Prompt: Count how many lines hold the string "image". Answer with that number and nothing more.

- - -

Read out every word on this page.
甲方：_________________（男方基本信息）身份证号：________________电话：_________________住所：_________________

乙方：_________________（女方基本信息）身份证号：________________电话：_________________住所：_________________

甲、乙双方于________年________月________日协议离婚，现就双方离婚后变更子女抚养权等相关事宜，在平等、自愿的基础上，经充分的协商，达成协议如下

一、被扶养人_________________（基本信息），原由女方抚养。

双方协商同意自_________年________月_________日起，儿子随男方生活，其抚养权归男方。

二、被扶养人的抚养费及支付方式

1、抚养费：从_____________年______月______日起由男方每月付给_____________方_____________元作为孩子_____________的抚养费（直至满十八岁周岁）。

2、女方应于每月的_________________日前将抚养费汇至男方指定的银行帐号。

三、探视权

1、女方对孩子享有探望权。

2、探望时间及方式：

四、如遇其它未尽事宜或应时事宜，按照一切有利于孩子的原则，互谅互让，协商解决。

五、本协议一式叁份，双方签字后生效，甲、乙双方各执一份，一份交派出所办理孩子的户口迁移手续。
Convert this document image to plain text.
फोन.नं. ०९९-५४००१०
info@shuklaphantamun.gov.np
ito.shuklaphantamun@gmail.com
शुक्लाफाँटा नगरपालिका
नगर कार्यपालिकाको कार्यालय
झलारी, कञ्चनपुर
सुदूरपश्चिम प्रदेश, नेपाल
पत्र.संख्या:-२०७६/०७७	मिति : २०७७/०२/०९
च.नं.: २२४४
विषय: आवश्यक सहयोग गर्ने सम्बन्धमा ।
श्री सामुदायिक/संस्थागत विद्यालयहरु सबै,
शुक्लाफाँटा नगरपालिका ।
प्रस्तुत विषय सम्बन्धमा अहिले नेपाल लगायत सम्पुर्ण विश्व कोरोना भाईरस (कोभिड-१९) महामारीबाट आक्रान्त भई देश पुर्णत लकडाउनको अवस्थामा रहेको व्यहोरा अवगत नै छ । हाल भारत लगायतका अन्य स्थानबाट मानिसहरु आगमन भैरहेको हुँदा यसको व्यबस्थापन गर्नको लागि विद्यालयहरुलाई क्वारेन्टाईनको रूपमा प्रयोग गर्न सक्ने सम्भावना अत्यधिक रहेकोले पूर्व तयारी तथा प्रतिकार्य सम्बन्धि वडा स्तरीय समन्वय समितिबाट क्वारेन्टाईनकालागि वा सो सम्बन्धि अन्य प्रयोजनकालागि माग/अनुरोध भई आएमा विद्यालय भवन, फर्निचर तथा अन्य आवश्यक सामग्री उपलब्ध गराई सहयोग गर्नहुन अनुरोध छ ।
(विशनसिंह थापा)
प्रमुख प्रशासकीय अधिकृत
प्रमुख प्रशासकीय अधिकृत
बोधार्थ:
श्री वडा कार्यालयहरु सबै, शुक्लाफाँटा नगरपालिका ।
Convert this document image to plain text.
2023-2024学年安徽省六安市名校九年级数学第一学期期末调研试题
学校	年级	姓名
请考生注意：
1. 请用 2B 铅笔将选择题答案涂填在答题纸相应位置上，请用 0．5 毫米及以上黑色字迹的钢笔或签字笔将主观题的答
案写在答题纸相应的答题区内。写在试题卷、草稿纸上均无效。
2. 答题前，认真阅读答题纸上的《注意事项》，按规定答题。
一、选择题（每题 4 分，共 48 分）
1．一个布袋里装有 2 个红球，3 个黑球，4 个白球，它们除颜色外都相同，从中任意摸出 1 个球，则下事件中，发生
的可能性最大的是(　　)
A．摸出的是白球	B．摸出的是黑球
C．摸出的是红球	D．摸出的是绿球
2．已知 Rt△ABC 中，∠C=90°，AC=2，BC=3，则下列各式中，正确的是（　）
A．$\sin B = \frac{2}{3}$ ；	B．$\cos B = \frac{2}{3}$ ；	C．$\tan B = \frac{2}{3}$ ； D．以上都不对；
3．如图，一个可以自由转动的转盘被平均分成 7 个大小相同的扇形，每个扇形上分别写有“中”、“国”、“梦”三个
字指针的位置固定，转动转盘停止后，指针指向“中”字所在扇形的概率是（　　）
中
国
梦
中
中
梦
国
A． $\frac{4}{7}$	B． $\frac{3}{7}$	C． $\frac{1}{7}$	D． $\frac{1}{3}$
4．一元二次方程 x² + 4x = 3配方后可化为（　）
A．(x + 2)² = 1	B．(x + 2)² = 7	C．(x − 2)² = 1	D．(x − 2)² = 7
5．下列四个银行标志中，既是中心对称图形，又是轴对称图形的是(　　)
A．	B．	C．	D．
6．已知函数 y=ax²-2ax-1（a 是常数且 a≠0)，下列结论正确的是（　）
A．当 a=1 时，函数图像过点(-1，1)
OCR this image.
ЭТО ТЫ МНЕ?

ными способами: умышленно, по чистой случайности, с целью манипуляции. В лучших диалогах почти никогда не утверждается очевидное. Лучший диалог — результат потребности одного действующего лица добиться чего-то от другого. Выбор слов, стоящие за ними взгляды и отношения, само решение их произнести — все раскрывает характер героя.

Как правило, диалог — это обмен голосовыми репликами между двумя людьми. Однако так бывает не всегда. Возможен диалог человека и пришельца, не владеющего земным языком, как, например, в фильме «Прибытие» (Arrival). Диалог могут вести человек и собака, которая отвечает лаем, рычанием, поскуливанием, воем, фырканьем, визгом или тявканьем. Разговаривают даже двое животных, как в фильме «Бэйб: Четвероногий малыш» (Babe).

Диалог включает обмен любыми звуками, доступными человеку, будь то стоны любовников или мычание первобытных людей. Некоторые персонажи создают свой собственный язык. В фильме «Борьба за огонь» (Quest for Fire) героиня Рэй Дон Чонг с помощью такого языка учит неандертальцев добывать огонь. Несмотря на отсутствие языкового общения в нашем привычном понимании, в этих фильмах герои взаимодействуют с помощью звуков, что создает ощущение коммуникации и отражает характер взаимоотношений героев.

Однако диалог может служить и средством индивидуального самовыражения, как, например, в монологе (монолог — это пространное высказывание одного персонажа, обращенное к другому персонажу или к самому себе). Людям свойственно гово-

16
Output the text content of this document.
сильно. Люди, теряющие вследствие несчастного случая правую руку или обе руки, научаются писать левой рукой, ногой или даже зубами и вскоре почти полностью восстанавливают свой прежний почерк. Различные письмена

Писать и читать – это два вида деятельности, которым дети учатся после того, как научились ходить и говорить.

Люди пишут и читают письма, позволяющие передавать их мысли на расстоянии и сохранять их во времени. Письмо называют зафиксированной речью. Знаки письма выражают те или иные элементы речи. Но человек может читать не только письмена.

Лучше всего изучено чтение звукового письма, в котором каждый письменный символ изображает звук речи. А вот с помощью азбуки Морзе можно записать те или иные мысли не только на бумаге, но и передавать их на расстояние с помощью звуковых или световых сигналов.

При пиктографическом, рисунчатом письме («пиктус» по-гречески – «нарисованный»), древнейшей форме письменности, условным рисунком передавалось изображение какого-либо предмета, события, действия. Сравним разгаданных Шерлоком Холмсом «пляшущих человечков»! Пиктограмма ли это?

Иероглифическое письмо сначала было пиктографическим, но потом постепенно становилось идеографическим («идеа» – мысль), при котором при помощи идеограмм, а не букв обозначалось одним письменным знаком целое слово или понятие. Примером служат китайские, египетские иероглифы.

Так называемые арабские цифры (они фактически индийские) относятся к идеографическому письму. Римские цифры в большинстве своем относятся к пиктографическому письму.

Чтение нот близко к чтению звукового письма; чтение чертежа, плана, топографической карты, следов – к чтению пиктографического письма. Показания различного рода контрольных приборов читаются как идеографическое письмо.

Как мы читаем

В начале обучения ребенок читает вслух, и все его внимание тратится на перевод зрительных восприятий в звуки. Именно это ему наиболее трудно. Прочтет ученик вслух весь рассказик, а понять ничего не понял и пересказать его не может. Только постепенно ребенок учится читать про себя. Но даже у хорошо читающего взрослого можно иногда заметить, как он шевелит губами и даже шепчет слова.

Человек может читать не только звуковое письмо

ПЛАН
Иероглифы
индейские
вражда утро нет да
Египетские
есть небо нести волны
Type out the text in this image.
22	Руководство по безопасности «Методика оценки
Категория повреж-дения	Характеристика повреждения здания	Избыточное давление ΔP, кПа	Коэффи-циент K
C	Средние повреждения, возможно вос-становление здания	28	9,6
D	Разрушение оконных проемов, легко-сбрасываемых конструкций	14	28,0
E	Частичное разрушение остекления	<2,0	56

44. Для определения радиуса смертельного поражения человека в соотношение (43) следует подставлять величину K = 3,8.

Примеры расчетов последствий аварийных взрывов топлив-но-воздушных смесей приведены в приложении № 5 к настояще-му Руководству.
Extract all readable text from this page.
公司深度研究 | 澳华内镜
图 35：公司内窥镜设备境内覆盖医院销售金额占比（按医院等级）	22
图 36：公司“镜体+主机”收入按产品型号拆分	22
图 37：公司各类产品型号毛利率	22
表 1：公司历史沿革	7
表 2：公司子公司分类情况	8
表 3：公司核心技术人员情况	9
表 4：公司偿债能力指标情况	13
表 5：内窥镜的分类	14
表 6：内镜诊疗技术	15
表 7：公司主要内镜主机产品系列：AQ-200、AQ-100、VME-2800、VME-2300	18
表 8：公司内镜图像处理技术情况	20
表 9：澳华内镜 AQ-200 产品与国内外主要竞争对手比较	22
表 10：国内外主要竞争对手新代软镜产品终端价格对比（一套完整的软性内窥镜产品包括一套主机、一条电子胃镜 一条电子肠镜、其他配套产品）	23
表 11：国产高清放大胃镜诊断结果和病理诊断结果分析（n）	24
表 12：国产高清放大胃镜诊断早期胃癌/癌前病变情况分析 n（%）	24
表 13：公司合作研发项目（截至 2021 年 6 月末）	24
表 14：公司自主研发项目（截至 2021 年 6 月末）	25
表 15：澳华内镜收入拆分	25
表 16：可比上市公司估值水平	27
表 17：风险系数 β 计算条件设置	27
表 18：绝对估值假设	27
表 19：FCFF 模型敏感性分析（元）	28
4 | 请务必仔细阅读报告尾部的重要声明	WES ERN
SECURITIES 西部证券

- - -

Output of the exercise: 4